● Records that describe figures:
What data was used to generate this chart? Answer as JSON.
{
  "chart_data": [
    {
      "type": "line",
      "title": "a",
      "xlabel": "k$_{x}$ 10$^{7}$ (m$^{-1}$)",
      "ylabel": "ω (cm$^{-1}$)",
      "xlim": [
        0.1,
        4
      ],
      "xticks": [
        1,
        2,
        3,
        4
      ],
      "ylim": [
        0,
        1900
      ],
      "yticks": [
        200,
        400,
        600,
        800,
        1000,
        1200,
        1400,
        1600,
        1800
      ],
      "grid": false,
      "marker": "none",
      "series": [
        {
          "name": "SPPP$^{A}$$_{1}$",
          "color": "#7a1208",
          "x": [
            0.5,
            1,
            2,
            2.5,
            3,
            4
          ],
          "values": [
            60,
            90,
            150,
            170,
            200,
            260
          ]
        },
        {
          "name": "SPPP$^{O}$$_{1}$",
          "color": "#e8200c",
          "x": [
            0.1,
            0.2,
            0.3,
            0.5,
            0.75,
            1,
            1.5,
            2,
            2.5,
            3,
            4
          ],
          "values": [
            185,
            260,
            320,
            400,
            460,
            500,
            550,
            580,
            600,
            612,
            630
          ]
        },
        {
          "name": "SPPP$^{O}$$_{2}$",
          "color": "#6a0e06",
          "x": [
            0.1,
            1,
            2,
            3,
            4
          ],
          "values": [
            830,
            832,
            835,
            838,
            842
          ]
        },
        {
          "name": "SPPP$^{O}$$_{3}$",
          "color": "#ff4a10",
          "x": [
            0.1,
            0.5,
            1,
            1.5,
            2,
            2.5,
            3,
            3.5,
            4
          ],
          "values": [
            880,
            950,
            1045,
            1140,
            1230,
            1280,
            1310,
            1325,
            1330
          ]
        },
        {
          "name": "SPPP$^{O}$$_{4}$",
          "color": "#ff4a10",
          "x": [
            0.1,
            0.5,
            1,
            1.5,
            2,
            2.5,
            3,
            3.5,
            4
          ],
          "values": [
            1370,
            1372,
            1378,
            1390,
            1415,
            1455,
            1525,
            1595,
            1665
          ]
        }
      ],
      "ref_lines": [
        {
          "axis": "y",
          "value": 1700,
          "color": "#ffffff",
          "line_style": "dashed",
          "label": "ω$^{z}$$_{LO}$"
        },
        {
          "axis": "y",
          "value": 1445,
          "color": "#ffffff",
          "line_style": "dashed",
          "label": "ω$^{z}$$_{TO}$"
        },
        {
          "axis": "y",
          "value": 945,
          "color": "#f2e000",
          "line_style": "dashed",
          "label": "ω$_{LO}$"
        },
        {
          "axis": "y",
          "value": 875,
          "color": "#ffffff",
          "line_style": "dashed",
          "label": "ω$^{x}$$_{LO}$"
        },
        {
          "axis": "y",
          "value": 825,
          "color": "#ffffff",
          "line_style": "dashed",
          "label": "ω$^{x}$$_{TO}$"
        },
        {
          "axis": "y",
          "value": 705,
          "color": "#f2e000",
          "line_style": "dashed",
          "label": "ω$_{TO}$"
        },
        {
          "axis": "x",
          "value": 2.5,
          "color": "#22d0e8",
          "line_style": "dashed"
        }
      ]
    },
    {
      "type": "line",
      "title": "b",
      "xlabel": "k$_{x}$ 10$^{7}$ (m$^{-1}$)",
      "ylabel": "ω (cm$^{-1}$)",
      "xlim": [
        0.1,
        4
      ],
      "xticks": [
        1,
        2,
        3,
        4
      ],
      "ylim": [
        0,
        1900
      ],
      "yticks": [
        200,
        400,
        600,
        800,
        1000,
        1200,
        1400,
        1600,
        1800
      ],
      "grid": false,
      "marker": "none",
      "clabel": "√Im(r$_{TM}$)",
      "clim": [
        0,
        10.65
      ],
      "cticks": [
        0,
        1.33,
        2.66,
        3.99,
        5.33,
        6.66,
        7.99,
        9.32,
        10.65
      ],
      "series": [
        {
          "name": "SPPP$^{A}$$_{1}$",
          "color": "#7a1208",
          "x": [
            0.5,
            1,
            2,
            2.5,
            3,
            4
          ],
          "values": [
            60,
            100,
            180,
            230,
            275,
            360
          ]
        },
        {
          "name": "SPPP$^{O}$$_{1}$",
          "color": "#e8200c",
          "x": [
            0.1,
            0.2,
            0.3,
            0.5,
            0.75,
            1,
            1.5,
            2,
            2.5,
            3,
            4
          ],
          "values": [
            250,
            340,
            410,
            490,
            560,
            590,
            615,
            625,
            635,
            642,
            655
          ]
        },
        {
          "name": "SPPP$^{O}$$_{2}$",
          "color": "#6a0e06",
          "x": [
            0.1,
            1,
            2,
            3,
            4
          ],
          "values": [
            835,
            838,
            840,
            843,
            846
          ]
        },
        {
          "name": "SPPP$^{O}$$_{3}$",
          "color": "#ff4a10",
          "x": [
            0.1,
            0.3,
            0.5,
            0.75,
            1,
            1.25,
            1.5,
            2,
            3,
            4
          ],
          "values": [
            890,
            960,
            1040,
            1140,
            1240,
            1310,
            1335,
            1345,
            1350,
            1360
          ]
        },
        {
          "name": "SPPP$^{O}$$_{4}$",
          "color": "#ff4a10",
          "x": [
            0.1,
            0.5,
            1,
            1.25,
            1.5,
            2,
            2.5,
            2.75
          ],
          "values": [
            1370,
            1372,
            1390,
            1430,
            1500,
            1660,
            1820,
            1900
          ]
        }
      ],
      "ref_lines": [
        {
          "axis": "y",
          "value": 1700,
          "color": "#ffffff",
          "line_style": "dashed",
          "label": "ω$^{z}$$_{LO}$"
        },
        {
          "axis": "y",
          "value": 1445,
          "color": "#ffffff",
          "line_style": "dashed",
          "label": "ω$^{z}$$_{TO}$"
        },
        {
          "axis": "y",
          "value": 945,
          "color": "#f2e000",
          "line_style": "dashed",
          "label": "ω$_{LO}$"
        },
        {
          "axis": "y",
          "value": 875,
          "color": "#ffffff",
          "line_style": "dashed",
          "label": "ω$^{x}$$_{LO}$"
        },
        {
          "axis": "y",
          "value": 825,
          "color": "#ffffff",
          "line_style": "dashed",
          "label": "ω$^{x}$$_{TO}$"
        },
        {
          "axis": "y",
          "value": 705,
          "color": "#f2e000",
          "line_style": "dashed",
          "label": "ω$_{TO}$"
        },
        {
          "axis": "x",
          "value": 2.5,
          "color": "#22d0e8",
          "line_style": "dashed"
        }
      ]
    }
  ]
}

● Aim: All the data must be duplicated exactly, with nothing added or removed.

● Written answer:
What data was used to generate this chart? Answer as JSON.
{
  "chart_data": [
    {
      "type": "line",
      "title": "a",
      "xlabel": "k$_{x}$ 10$^{7}$ (m$^{-1}$)",
      "ylabel": "ω (cm$^{-1}$)",
      "xlim": [
        0.1,
        4
      ],
      "xticks": [
        1,
        2,
        3,
        4
      ],
      "ylim": [
        0,
        1900
      ],
      "yticks": [
        200,
        400,
        600,
        800,
        1000,
        1200,
        1400,
        1600,
        1800
      ],
      "grid": false,
      "marker": "none",
      "series": [
        {
          "name": "SPPP$^{A}$$_{1}$",
          "color": "#7a1208",
          "x": [
            0.5,
            1,
            2,
            2.5,
            3,
            4
          ],
          "values": [
            60,
            90,
            150,
            170,
            200,
            260
          ]
        },
        {
          "name": "SPPP$^{O}$$_{1}$",
          "color": "#e8200c",
          "x": [
            0.1,
            0.2,
            0.3,
            0.5,
            0.75,
            1,
            1.5,
            2,
            2.5,
            3,
            4
          ],
          "values": [
            185,
            260,
            320,
            400,
            460,
            500,
            550,
            580,
            600,
            612,
            630
          ]
        },
        {
          "name": "SPPP$^{O}$$_{2}$",
          "color": "#6a0e06",
          "x": [
            0.1,
            1,
            2,
            3,
            4
          ],
          "values": [
            830,
            832,
            835,
            838,
            842
          ]
        },
        {
          "name": "SPPP$^{O}$$_{3}$",
          "color": "#ff4a10",
          "x": [
            0.1,
            0.5,
            1,
            1.5,
            2,
            2.5,
            3,
            3.5,
            4
          ],
          "values": [
            880,
            950,
            1045,
            1140,
            1230,
            1280,
            1310,
            1325,
            1330
          ]
        },
        {
          "name": "SPPP$^{O}$$_{4}$",
          "color": "#ff4a10",
          "x": [
            0.1,
            0.5,
            1,
            1.5,
            2,
            2.5,
            3,
            3.5,
            4
          ],
          "values": [
            1370,
            1372,
            1378,
            1390,
            1415,
            1455,
            1525,
            1595,
            1665
          ]
        }
      ],
      "ref_lines": [
        {
          "axis": "y",
          "value": 1700,
          "color": "#ffffff",
          "line_style": "dashed",
          "label": "ω$^{z}$$_{LO}$"
        },
        {
          "axis": "y",
          "value": 1445,
          "color": "#ffffff",
          "line_style": "dashed",
          "label": "ω$^{z}$$_{TO}$"
        },
        {
          "axis": "y",
          "value": 945,
          "color": "#f2e000",
          "line_style": "dashed",
          "label": "ω$_{LO}$"
        },
        {
          "axis": "y",
          "value": 875,
          "color": "#ffffff",
          "line_style": "dashed",
          "label": "ω$^{x}$$_{LO}$"
        },
        {
          "axis": "y",
          "value": 825,
          "color": "#ffffff",
          "line_style": "dashed",
          "label": "ω$^{x}$$_{TO}$"
        },
        {
          "axis": "y",
          "value": 705,
          "color": "#f2e000",
          "line_style": "dashed",
          "label": "ω$_{TO}$"
        },
        {
          "axis": "x",
          "value": 2.5,
          "color": "#22d0e8",
          "line_style": "dashed"
        }
      ]
    },
    {
      "type": "line",
      "title": "b",
      "xlabel": "k$_{x}$ 10$^{7}$ (m$^{-1}$)",
      "ylabel": "ω (cm$^{-1}$)",
      "xlim": [
        0.1,
        4
      ],
      "xticks": [
        1,
        2,
        3,
        4
      ],
      "ylim": [
        0,
        1900
      ],
      "yticks": [
        200,
        400,
        600,
        800,
        1000,
        1200,
        1400,
        1600,
        1800
      ],
      "grid": false,
      "marker": "none",
      "clabel": "√Im(r$_{TM}$)",
      "clim": [
        0,
        10.65
      ],
      "cticks": [
        0,
        1.33,
        2.66,
        3.99,
        5.33,
        6.66,
        7.99,
        9.32,
        10.65
      ],
      "series": [
        {
          "name": "SPPP$^{A}$$_{1}$",
          "color": "#7a1208",
          "x": [
            0.5,
            1,
            2,
            2.5,
            3,
            4
          ],
          "values": [
            60,
            100,
            180,
            230,
            275,
            360
          ]
        },
        {
          "name": "SPPP$^{O}$$_{1}$",
          "color": "#e8200c",
          "x": [
            0.1,
            0.2,
            0.3,
            0.5,
            0.75,
            1,
            1.5,
            2,
            2.5,
            3,
            4
          ],
          "values": [
            250,
            340,
            410,
            490,
            560,
            590,
            615,
            625,
            635,
            642,
            655
          ]
        },
        {
          "name": "SPPP$^{O}$$_{2}$",
          "color": "#6a0e06",
          "x": [
            0.1,
            1,
            2,
            3,
            4
          ],
          "values": [
            835,
            838,
            840,
            843,
            846
          ]
        },
        {
          "name": "SPPP$^{O}$$_{3}$",
          "color": "#ff4a10",
          "x": [
            0.1,
            0.3,
            0.5,
            0.75,
            1,
            1.25,
            1.5,
            2,
            3,
            4
          ],
          "values": [
            890,
            960,
            1040,
            1140,
            1240,
            1310,
            1335,
            1345,
            1350,
            1360
          ]
        },
        {
          "name": "SPPP$^{O}$$_{4}$",
          "color": "#ff4a10",
          "x": [
            0.1,
            0.5,
            1,
            1.25,
            1.5,
            2,
            2.5,
            2.75
          ],
          "values": [
            1370,
            1372,
            1390,
            1430,
            1500,
            1660,
            1820,
            1900
          ]
        }
      ],
      "ref_lines": [
        {
          "axis": "y",
          "value": 1700,
          "color": "#ffffff",
          "line_style": "dashed",
          "label": "ω$^{z}$$_{LO}$"
        },
        {
          "axis": "y",
          "value": 1445,
          "color": "#ffffff",
          "line_style": "dashed",
          "label": "ω$^{z}$$_{TO}$"
        },
        {
          "axis": "y",
          "value": 945,
          "color": "#f2e000",
          "line_style": "dashed",
          "label": "ω$_{LO}$"
        },
        {
          "axis": "y",
          "value": 875,
          "color": "#ffffff",
          "line_style": "dashed",
          "label": "ω$^{x}$$_{LO}$"
        },
        {
          "axis": "y",
          "value": 825,
          "color": "#ffffff",
          "line_style": "dashed",
          "label": "ω$^{x}$$_{TO}$"
        },
        {
          "axis": "y",
          "value": 705,
          "color": "#f2e000",
          "line_style": "dashed",
          "label": "ω$_{TO}$"
        },
        {
          "axis": "x",
          "value": 2.5,
          "color": "#22d0e8",
          "line_style": "dashed"
        }
      ]
    }
  ]
}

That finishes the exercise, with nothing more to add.